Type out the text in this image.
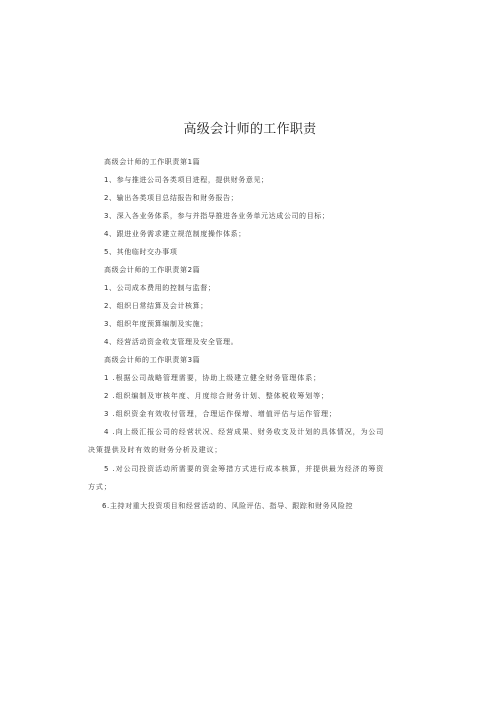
高级会计师的工作职责
高级会计师的工作职责第1篇
1、参与推进公司各类项目进程，提供财务意见；
2、输出各类项目总结报告和财务报告；
3、深入各业务体系，参与并指导推进各业务单元达成公司的目标；
4、跟进业务需求建立规范制度操作体系；
5、其他临时交办事项
高级会计师的工作职责第2篇
1、公司成本费用的控制与监督；
2、组织日常结算及会计核算；
3、组织年度预算编制及实施；
4、经营活动资金收支管理及安全管理。
高级会计师的工作职责第3篇
1 .根据公司战略管理需要，协助上级建立健全财务管理体系；
2 .组织编制及审核年度、月度综合财务计划、整体税收筹划等；
3 .组织资金有效收付管理，合理运作保增、增值评估与运作管理；
4 .向上级汇报公司的经营状况、经营成果、财务收支及计划的具体情况，为公司
决策提供及时有效的财务分析及建议；
5 .对公司投资活动所需要的资金筹措方式进行成本核算，并提供最为经济的筹资
方式；
6.主持对重大投资项目和经营活动的、风险评估、指导、跟踪和财务风险控
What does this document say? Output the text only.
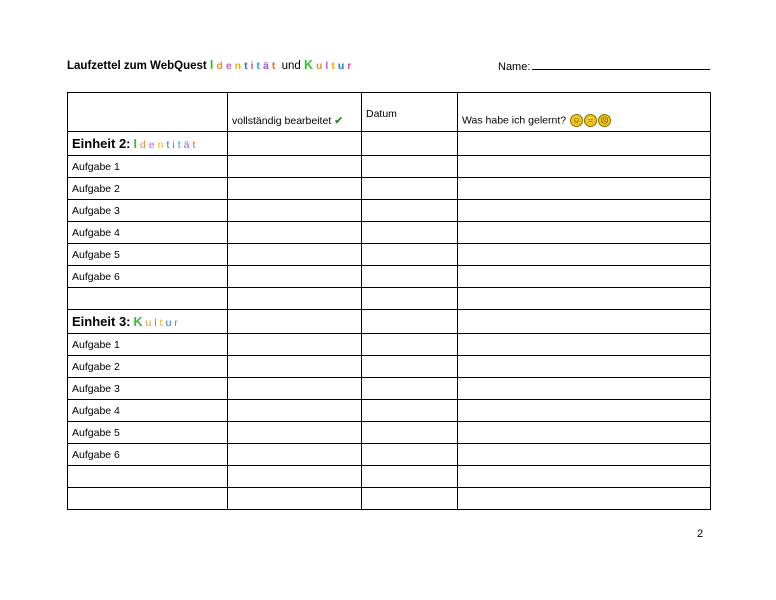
Laufzettel zum WebQuest I d e n t i t ä t und K u l t u r	Name:
	vollständig bearbeitet ✔	Datum	Was habe ich gelernt? ☺ 😐 ☹
Einheit 2: I d e n t i t ä t			
Aufgabe 1			
Aufgabe 2			
Aufgabe 3			
Aufgabe 4			
Aufgabe 5			
Aufgabe 6			

Einheit 3: K u l t u r			
Aufgabe 1			
Aufgabe 2			
Aufgabe 3			
Aufgabe 4			
Aufgabe 5			
Aufgabe 6			

2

#### Written task
Nothing but the pictures may be dropped; output the records above exactly.

#### Exercise output
Type out the text in this image.
高级会计师的工作职责
高级会计师的工作职责第1篇
1、参与推进公司各类项目进程，提供财务意见；
2、输出各类项目总结报告和财务报告；
3、深入各业务体系，参与并指导推进各业务单元达成公司的目标；
4、跟进业务需求建立规范制度操作体系；
5、其他临时交办事项
高级会计师的工作职责第2篇
1、公司成本费用的控制与监督；
2、组织日常结算及会计核算；
3、组织年度预算编制及实施；
4、经营活动资金收支管理及安全管理。
高级会计师的工作职责第3篇
1 .根据公司战略管理需要，协助上级建立健全财务管理体系；
2 .组织编制及审核年度、月度综合财务计划、整体税收筹划等；
3 .组织资金有效收付管理，合理运作保增、增值评估与运作管理；
4 .向上级汇报公司的经营状况、经营成果、财务收支及计划的具体情况，为公司
决策提供及时有效的财务分析及建议；
5 .对公司投资活动所需要的资金筹措方式进行成本核算，并提供最为经济的筹资
方式；
6.主持对重大投资项目和经营活动的、风险评估、指导、跟踪和财务风险控
What does this document say? Output the text only.
Laufzettel zum WebQuest I d e n t i t ä t und K u l t u r	Name:
	vollständig bearbeitet ✔	Datum	Was habe ich gelernt? ☺ 😐 ☹
Einheit 2: I d e n t i t ä t			
Aufgabe 1			
Aufgabe 2			
Aufgabe 3			
Aufgabe 4			
Aufgabe 5			
Aufgabe 6			

Einheit 3: K u l t u r			
Aufgabe 1			
Aufgabe 2			
Aufgabe 3			
Aufgabe 4			
Aufgabe 5			
Aufgabe 6			

2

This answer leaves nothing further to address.